WHAT IS EXPECTED:
Take down each entry exactly as written.

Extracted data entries
┄┄┄┄┄┄┄┄┄┄┄┄┄┄┄┄┄┄┄┄
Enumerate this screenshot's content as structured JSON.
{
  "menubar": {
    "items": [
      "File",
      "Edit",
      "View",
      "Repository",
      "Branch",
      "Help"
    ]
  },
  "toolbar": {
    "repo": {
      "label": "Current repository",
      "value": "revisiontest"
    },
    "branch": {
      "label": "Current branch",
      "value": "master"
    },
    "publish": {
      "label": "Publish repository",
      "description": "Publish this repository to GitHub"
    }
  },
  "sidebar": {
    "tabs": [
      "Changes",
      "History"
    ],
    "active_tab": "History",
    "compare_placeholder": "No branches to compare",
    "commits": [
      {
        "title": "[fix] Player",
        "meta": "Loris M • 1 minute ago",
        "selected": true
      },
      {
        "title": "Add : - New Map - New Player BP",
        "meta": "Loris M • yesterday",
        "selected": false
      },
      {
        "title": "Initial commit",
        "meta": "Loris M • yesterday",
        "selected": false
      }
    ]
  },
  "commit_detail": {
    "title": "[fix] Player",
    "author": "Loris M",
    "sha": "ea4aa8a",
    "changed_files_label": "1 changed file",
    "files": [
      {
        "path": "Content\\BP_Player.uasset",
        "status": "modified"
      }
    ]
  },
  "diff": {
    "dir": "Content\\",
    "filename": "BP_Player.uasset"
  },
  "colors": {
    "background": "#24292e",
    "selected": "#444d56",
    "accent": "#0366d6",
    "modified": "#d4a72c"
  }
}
┄┄┄┄┄┄┄┄┄┄┄┄┄┄┄┄┄┄┄┄
EXERCISE OUTPUT:
Enumerate this screenshot's content as structured JSON.
{
  "menubar": {
    "items": [
      "File",
      "Edit",
      "View",
      "Repository",
      "Branch",
      "Help"
    ]
  },
  "toolbar": {
    "repo": {
      "label": "Current repository",
      "value": "revisiontest"
    },
    "branch": {
      "label": "Current branch",
      "value": "master"
    },
    "publish": {
      "label": "Publish repository",
      "description": "Publish this repository to GitHub"
    }
  },
  "sidebar": {
    "tabs": [
      "Changes",
      "History"
    ],
    "active_tab": "History",
    "compare_placeholder": "No branches to compare",
    "commits": [
      {
        "title": "[fix] Player",
        "meta": "Loris M • 1 minute ago",
        "selected": true
      },
      {
        "title": "Add : - New Map - New Player BP",
        "meta": "Loris M • yesterday",
        "selected": false
      },
      {
        "title": "Initial commit",
        "meta": "Loris M • yesterday",
        "selected": false
      }
    ]
  },
  "commit_detail": {
    "title": "[fix] Player",
    "author": "Loris M",
    "sha": "ea4aa8a",
    "changed_files_label": "1 changed file",
    "files": [
      {
        "path": "Content\\BP_Player.uasset",
        "status": "modified"
      }
    ]
  },
  "diff": {
    "dir": "Content\\",
    "filename": "BP_Player.uasset"
  },
  "colors": {
    "background": "#24292e",
    "selected": "#444d56",
    "accent": "#0366d6",
    "modified": "#d4a72c"
  }
}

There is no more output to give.